**Goal**
Print each of the entries exactly, leaving nothing out.

[Dataset records]
---*---
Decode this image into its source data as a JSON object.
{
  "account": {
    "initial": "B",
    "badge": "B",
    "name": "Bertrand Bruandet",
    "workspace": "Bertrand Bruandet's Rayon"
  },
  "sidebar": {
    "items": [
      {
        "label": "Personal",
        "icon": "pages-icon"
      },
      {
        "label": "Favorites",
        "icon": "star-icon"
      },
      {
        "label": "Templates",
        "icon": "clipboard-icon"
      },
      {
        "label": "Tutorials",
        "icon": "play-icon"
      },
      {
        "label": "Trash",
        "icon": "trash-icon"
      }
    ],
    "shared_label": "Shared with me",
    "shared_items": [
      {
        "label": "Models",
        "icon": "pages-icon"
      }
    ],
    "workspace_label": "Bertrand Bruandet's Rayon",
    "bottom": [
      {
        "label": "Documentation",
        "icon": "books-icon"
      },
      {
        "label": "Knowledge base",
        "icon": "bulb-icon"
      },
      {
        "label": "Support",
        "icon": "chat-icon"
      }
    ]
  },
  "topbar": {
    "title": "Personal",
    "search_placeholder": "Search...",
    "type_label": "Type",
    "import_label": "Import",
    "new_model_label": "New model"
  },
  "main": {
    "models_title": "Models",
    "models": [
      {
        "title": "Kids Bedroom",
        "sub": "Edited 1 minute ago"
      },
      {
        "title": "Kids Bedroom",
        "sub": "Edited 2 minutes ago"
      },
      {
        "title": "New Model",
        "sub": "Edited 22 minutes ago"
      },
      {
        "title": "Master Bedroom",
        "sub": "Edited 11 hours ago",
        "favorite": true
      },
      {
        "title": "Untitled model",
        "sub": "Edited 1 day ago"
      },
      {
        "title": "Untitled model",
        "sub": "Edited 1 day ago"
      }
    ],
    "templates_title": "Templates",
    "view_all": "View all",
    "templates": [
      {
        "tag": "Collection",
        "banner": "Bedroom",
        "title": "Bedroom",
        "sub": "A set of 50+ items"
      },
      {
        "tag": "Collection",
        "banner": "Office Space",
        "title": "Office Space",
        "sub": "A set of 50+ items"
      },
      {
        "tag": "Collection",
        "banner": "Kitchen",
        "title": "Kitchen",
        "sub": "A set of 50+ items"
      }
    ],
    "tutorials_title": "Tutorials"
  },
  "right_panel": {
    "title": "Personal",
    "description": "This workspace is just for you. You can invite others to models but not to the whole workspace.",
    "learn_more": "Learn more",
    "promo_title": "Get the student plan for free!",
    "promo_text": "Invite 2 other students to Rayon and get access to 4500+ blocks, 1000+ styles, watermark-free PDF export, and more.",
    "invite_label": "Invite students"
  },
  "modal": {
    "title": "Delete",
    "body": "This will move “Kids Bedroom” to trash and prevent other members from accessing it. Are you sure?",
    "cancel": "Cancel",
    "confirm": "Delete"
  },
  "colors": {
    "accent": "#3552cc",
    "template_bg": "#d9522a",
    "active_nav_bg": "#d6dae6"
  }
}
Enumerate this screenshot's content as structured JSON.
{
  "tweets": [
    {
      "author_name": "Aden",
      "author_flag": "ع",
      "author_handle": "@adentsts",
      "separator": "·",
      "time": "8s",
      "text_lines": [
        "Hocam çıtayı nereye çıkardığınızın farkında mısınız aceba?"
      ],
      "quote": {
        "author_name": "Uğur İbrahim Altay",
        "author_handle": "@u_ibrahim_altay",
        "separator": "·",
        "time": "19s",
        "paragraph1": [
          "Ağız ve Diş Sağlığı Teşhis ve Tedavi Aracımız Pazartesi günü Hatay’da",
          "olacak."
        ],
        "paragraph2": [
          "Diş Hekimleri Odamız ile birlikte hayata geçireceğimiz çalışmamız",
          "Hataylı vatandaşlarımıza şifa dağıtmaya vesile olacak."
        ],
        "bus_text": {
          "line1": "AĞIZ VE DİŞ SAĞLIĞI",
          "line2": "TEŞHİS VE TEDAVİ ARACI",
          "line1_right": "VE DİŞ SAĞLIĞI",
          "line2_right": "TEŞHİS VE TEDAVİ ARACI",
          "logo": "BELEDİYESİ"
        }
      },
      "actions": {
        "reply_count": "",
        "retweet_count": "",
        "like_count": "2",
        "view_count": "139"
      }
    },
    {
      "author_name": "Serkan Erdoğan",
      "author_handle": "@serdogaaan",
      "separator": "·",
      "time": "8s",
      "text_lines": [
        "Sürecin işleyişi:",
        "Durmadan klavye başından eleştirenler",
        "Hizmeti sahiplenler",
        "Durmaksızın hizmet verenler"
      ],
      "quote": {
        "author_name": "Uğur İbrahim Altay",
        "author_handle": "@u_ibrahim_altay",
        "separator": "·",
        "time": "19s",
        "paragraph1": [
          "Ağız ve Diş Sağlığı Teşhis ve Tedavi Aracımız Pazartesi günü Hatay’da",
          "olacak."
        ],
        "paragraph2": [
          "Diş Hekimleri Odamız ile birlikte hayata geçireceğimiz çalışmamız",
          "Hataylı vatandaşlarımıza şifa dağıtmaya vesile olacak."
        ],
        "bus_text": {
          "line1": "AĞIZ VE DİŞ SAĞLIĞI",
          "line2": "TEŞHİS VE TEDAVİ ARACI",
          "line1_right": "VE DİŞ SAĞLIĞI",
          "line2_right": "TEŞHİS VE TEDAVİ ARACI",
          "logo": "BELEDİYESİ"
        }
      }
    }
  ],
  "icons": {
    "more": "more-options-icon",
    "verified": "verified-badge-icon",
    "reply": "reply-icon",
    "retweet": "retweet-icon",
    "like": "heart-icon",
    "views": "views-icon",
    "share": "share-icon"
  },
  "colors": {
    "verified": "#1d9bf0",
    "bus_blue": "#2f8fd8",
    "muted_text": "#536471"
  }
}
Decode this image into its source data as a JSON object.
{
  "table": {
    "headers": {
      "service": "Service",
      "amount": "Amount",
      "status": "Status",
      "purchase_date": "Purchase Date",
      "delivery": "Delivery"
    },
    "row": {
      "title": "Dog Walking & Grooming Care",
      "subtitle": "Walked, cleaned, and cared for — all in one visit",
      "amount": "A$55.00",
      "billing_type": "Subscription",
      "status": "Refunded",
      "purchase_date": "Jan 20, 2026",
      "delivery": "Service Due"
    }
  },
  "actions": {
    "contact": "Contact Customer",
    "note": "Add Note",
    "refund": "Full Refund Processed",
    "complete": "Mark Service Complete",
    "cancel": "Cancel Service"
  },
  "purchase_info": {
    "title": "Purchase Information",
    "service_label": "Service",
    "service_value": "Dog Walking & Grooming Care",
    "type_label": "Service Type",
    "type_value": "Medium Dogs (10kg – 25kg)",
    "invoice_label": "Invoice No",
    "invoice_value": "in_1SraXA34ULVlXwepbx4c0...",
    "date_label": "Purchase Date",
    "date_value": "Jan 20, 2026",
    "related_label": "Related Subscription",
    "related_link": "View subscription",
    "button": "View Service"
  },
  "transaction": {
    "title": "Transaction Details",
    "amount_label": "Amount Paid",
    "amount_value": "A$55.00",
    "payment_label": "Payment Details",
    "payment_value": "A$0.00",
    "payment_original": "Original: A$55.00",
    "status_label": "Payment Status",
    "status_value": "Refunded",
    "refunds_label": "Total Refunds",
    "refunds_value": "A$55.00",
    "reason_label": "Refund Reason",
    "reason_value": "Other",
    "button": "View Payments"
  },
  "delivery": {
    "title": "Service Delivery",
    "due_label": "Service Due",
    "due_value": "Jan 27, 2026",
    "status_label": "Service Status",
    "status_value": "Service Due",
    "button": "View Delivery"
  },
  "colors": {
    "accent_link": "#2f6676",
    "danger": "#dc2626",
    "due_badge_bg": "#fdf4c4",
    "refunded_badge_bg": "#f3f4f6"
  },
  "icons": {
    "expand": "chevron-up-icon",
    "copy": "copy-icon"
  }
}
---*---
**Full output**
Decode this image into its source data as a JSON object.
{
  "account": {
    "initial": "B",
    "badge": "B",
    "name": "Bertrand Bruandet",
    "workspace": "Bertrand Bruandet's Rayon"
  },
  "sidebar": {
    "items": [
      {
        "label": "Personal",
        "icon": "pages-icon"
      },
      {
        "label": "Favorites",
        "icon": "star-icon"
      },
      {
        "label": "Templates",
        "icon": "clipboard-icon"
      },
      {
        "label": "Tutorials",
        "icon": "play-icon"
      },
      {
        "label": "Trash",
        "icon": "trash-icon"
      }
    ],
    "shared_label": "Shared with me",
    "shared_items": [
      {
        "label": "Models",
        "icon": "pages-icon"
      }
    ],
    "workspace_label": "Bertrand Bruandet's Rayon",
    "bottom": [
      {
        "label": "Documentation",
        "icon": "books-icon"
      },
      {
        "label": "Knowledge base",
        "icon": "bulb-icon"
      },
      {
        "label": "Support",
        "icon": "chat-icon"
      }
    ]
  },
  "topbar": {
    "title": "Personal",
    "search_placeholder": "Search...",
    "type_label": "Type",
    "import_label": "Import",
    "new_model_label": "New model"
  },
  "main": {
    "models_title": "Models",
    "models": [
      {
        "title": "Kids Bedroom",
        "sub": "Edited 1 minute ago"
      },
      {
        "title": "Kids Bedroom",
        "sub": "Edited 2 minutes ago"
      },
      {
        "title": "New Model",
        "sub": "Edited 22 minutes ago"
      },
      {
        "title": "Master Bedroom",
        "sub": "Edited 11 hours ago",
        "favorite": true
      },
      {
        "title": "Untitled model",
        "sub": "Edited 1 day ago"
      },
      {
        "title": "Untitled model",
        "sub": "Edited 1 day ago"
      }
    ],
    "templates_title": "Templates",
    "view_all": "View all",
    "templates": [
      {
        "tag": "Collection",
        "banner": "Bedroom",
        "title": "Bedroom",
        "sub": "A set of 50+ items"
      },
      {
        "tag": "Collection",
        "banner": "Office Space",
        "title": "Office Space",
        "sub": "A set of 50+ items"
      },
      {
        "tag": "Collection",
        "banner": "Kitchen",
        "title": "Kitchen",
        "sub": "A set of 50+ items"
      }
    ],
    "tutorials_title": "Tutorials"
  },
  "right_panel": {
    "title": "Personal",
    "description": "This workspace is just for you. You can invite others to models but not to the whole workspace.",
    "learn_more": "Learn more",
    "promo_title": "Get the student plan for free!",
    "promo_text": "Invite 2 other students to Rayon and get access to 4500+ blocks, 1000+ styles, watermark-free PDF export, and more.",
    "invite_label": "Invite students"
  },
  "modal": {
    "title": "Delete",
    "body": "This will move “Kids Bedroom” to trash and prevent other members from accessing it. Are you sure?",
    "cancel": "Cancel",
    "confirm": "Delete"
  },
  "colors": {
    "accent": "#3552cc",
    "template_bg": "#d9522a",
    "active_nav_bg": "#d6dae6"
  }
}
Enumerate this screenshot's content as structured JSON.
{
  "tweets": [
    {
      "author_name": "Aden",
      "author_flag": "ع",
      "author_handle": "@adentsts",
      "separator": "·",
      "time": "8s",
      "text_lines": [
        "Hocam çıtayı nereye çıkardığınızın farkında mısınız aceba?"
      ],
      "quote": {
        "author_name": "Uğur İbrahim Altay",
        "author_handle": "@u_ibrahim_altay",
        "separator": "·",
        "time": "19s",
        "paragraph1": [
          "Ağız ve Diş Sağlığı Teşhis ve Tedavi Aracımız Pazartesi günü Hatay’da",
          "olacak."
        ],
        "paragraph2": [
          "Diş Hekimleri Odamız ile birlikte hayata geçireceğimiz çalışmamız",
          "Hataylı vatandaşlarımıza şifa dağıtmaya vesile olacak."
        ],
        "bus_text": {
          "line1": "AĞIZ VE DİŞ SAĞLIĞI",
          "line2": "TEŞHİS VE TEDAVİ ARACI",
          "line1_right": "VE DİŞ SAĞLIĞI",
          "line2_right": "TEŞHİS VE TEDAVİ ARACI",
          "logo": "BELEDİYESİ"
        }
      },
      "actions": {
        "reply_count": "",
        "retweet_count": "",
        "like_count": "2",
        "view_count": "139"
      }
    },
    {
      "author_name": "Serkan Erdoğan",
      "author_handle": "@serdogaaan",
      "separator": "·",
      "time": "8s",
      "text_lines": [
        "Sürecin işleyişi:",
        "Durmadan klavye başından eleştirenler",
        "Hizmeti sahiplenler",
        "Durmaksızın hizmet verenler"
      ],
      "quote": {
        "author_name": "Uğur İbrahim Altay",
        "author_handle": "@u_ibrahim_altay",
        "separator": "·",
        "time": "19s",
        "paragraph1": [
          "Ağız ve Diş Sağlığı Teşhis ve Tedavi Aracımız Pazartesi günü Hatay’da",
          "olacak."
        ],
        "paragraph2": [
          "Diş Hekimleri Odamız ile birlikte hayata geçireceğimiz çalışmamız",
          "Hataylı vatandaşlarımıza şifa dağıtmaya vesile olacak."
        ],
        "bus_text": {
          "line1": "AĞIZ VE DİŞ SAĞLIĞI",
          "line2": "TEŞHİS VE TEDAVİ ARACI",
          "line1_right": "VE DİŞ SAĞLIĞI",
          "line2_right": "TEŞHİS VE TEDAVİ ARACI",
          "logo": "BELEDİYESİ"
        }
      }
    }
  ],
  "icons": {
    "more": "more-options-icon",
    "verified": "verified-badge-icon",
    "reply": "reply-icon",
    "retweet": "retweet-icon",
    "like": "heart-icon",
    "views": "views-icon",
    "share": "share-icon"
  },
  "colors": {
    "verified": "#1d9bf0",
    "bus_blue": "#2f8fd8",
    "muted_text": "#536471"
  }
}
Decode this image into its source data as a JSON object.
{
  "table": {
    "headers": {
      "service": "Service",
      "amount": "Amount",
      "status": "Status",
      "purchase_date": "Purchase Date",
      "delivery": "Delivery"
    },
    "row": {
      "title": "Dog Walking & Grooming Care",
      "subtitle": "Walked, cleaned, and cared for — all in one visit",
      "amount": "A$55.00",
      "billing_type": "Subscription",
      "status": "Refunded",
      "purchase_date": "Jan 20, 2026",
      "delivery": "Service Due"
    }
  },
  "actions": {
    "contact": "Contact Customer",
    "note": "Add Note",
    "refund": "Full Refund Processed",
    "complete": "Mark Service Complete",
    "cancel": "Cancel Service"
  },
  "purchase_info": {
    "title": "Purchase Information",
    "service_label": "Service",
    "service_value": "Dog Walking & Grooming Care",
    "type_label": "Service Type",
    "type_value": "Medium Dogs (10kg – 25kg)",
    "invoice_label": "Invoice No",
    "invoice_value": "in_1SraXA34ULVlXwepbx4c0...",
    "date_label": "Purchase Date",
    "date_value": "Jan 20, 2026",
    "related_label": "Related Subscription",
    "related_link": "View subscription",
    "button": "View Service"
  },
  "transaction": {
    "title": "Transaction Details",
    "amount_label": "Amount Paid",
    "amount_value": "A$55.00",
    "payment_label": "Payment Details",
    "payment_value": "A$0.00",
    "payment_original": "Original: A$55.00",
    "status_label": "Payment Status",
    "status_value": "Refunded",
    "refunds_label": "Total Refunds",
    "refunds_value": "A$55.00",
    "reason_label": "Refund Reason",
    "reason_value": "Other",
    "button": "View Payments"
  },
  "delivery": {
    "title": "Service Delivery",
    "due_label": "Service Due",
    "due_value": "Jan 27, 2026",
    "status_label": "Service Status",
    "status_value": "Service Due",
    "button": "View Delivery"
  },
  "colors": {
    "accent_link": "#2f6676",
    "danger": "#dc2626",
    "due_badge_bg": "#fdf4c4",
    "refunded_badge_bg": "#f3f4f6"
  },
  "icons": {
    "expand": "chevron-up-icon",
    "copy": "copy-icon"
  }
}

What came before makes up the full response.